Work to complete
Set down the material once more, exactly as it appears.
§ §
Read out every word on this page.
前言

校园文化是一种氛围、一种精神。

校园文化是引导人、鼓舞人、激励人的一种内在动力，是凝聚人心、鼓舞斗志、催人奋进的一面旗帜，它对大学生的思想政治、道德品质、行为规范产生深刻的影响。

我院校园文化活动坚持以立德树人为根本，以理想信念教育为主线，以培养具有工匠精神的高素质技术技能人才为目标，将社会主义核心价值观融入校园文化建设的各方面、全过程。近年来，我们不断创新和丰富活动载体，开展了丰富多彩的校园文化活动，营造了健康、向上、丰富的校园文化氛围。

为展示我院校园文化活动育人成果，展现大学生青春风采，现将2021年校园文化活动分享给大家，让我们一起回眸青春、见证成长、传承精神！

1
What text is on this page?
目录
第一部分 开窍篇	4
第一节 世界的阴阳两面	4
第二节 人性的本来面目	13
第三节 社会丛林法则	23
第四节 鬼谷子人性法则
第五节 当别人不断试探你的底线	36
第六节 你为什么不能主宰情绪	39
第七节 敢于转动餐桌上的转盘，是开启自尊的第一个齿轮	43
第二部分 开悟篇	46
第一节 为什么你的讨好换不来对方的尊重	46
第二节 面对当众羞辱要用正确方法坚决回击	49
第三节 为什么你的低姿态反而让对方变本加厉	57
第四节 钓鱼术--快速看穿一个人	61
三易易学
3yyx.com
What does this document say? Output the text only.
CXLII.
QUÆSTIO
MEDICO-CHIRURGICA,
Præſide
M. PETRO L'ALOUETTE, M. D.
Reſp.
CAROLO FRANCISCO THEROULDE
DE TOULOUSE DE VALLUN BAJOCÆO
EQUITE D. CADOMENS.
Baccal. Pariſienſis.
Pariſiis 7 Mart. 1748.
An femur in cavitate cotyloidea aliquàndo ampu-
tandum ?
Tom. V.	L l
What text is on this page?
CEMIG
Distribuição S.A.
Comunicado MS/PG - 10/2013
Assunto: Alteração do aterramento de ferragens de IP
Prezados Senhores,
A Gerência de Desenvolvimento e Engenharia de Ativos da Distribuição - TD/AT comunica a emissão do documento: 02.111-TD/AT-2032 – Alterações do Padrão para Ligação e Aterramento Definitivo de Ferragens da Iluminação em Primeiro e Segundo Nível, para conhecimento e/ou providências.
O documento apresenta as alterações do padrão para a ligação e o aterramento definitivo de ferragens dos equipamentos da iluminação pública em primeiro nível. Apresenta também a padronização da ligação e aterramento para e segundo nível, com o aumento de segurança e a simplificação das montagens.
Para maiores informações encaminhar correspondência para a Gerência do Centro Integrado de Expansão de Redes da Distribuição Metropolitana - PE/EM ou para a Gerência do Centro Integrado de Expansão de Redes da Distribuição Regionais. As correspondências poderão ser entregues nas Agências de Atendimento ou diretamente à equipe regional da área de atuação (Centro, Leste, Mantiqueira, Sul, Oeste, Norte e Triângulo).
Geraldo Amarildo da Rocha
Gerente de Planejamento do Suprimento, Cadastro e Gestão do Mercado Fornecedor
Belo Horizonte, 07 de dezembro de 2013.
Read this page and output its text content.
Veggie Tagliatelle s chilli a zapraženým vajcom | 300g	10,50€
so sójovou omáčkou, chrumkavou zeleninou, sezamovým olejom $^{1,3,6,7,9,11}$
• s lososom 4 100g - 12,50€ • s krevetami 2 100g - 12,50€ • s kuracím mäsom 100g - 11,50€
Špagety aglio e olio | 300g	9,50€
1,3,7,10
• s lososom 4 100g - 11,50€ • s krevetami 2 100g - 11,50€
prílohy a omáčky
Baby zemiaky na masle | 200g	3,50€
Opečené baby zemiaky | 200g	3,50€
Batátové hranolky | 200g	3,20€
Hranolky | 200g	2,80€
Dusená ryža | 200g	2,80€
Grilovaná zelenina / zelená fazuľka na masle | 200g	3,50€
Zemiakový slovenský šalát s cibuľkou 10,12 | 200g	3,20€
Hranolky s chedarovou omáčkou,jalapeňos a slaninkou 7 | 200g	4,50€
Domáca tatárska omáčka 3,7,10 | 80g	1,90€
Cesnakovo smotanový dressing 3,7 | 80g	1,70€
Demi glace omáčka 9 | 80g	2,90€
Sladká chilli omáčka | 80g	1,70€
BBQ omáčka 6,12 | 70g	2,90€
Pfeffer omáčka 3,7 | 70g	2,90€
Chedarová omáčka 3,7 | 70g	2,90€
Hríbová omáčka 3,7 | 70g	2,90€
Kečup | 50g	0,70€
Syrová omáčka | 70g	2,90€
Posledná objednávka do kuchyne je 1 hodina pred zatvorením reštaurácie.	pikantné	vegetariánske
§ §
Exercise result
Read out every word on this page.
前言

校园文化是一种氛围、一种精神。

校园文化是引导人、鼓舞人、激励人的一种内在动力，是凝聚人心、鼓舞斗志、催人奋进的一面旗帜，它对大学生的思想政治、道德品质、行为规范产生深刻的影响。

我院校园文化活动坚持以立德树人为根本，以理想信念教育为主线，以培养具有工匠精神的高素质技术技能人才为目标，将社会主义核心价值观融入校园文化建设的各方面、全过程。近年来，我们不断创新和丰富活动载体，开展了丰富多彩的校园文化活动，营造了健康、向上、丰富的校园文化氛围。

为展示我院校园文化活动育人成果，展现大学生青春风采，现将2021年校园文化活动分享给大家，让我们一起回眸青春、见证成长、传承精神！

1
What text is on this page?
目录
第一部分 开窍篇	4
第一节 世界的阴阳两面	4
第二节 人性的本来面目	13
第三节 社会丛林法则	23
第四节 鬼谷子人性法则
第五节 当别人不断试探你的底线	36
第六节 你为什么不能主宰情绪	39
第七节 敢于转动餐桌上的转盘，是开启自尊的第一个齿轮	43
第二部分 开悟篇	46
第一节 为什么你的讨好换不来对方的尊重	46
第二节 面对当众羞辱要用正确方法坚决回击	49
第三节 为什么你的低姿态反而让对方变本加厉	57
第四节 钓鱼术--快速看穿一个人	61
三易易学
3yyx.com
What does this document say? Output the text only.
CXLII.
QUÆSTIO
MEDICO-CHIRURGICA,
Præſide
M. PETRO L'ALOUETTE, M. D.
Reſp.
CAROLO FRANCISCO THEROULDE
DE TOULOUSE DE VALLUN BAJOCÆO
EQUITE D. CADOMENS.
Baccal. Pariſienſis.
Pariſiis 7 Mart. 1748.
An femur in cavitate cotyloidea aliquàndo ampu-
tandum ?
Tom. V.	L l
What text is on this page?
CEMIG
Distribuição S.A.
Comunicado MS/PG - 10/2013
Assunto: Alteração do aterramento de ferragens de IP
Prezados Senhores,
A Gerência de Desenvolvimento e Engenharia de Ativos da Distribuição - TD/AT comunica a emissão do documento: 02.111-TD/AT-2032 – Alterações do Padrão para Ligação e Aterramento Definitivo de Ferragens da Iluminação em Primeiro e Segundo Nível, para conhecimento e/ou providências.
O documento apresenta as alterações do padrão para a ligação e o aterramento definitivo de ferragens dos equipamentos da iluminação pública em primeiro nível. Apresenta também a padronização da ligação e aterramento para e segundo nível, com o aumento de segurança e a simplificação das montagens.
Para maiores informações encaminhar correspondência para a Gerência do Centro Integrado de Expansão de Redes da Distribuição Metropolitana - PE/EM ou para a Gerência do Centro Integrado de Expansão de Redes da Distribuição Regionais. As correspondências poderão ser entregues nas Agências de Atendimento ou diretamente à equipe regional da área de atuação (Centro, Leste, Mantiqueira, Sul, Oeste, Norte e Triângulo).
Geraldo Amarildo da Rocha
Gerente de Planejamento do Suprimento, Cadastro e Gestão do Mercado Fornecedor
Belo Horizonte, 07 de dezembro de 2013.
Read this page and output its text content.
Veggie Tagliatelle s chilli a zapraženým vajcom | 300g	10,50€
so sójovou omáčkou, chrumkavou zeleninou, sezamovým olejom $^{1,3,6,7,9,11}$
• s lososom 4 100g - 12,50€ • s krevetami 2 100g - 12,50€ • s kuracím mäsom 100g - 11,50€
Špagety aglio e olio | 300g	9,50€
1,3,7,10
• s lososom 4 100g - 11,50€ • s krevetami 2 100g - 11,50€
prílohy a omáčky
Baby zemiaky na masle | 200g	3,50€
Opečené baby zemiaky | 200g	3,50€
Batátové hranolky | 200g	3,20€
Hranolky | 200g	2,80€
Dusená ryža | 200g	2,80€
Grilovaná zelenina / zelená fazuľka na masle | 200g	3,50€
Zemiakový slovenský šalát s cibuľkou 10,12 | 200g	3,20€
Hranolky s chedarovou omáčkou,jalapeňos a slaninkou 7 | 200g	4,50€
Domáca tatárska omáčka 3,7,10 | 80g	1,90€
Cesnakovo smotanový dressing 3,7 | 80g	1,70€
Demi glace omáčka 9 | 80g	2,90€
Sladká chilli omáčka | 80g	1,70€
BBQ omáčka 6,12 | 70g	2,90€
Pfeffer omáčka 3,7 | 70g	2,90€
Chedarová omáčka 3,7 | 70g	2,90€
Hríbová omáčka 3,7 | 70g	2,90€
Kečup | 50g	0,70€
Syrová omáčka | 70g	2,90€
Posledná objednávka do kuchyne je 1 hodina pred zatvorením reštaurácie.	pikantné	vegetariánske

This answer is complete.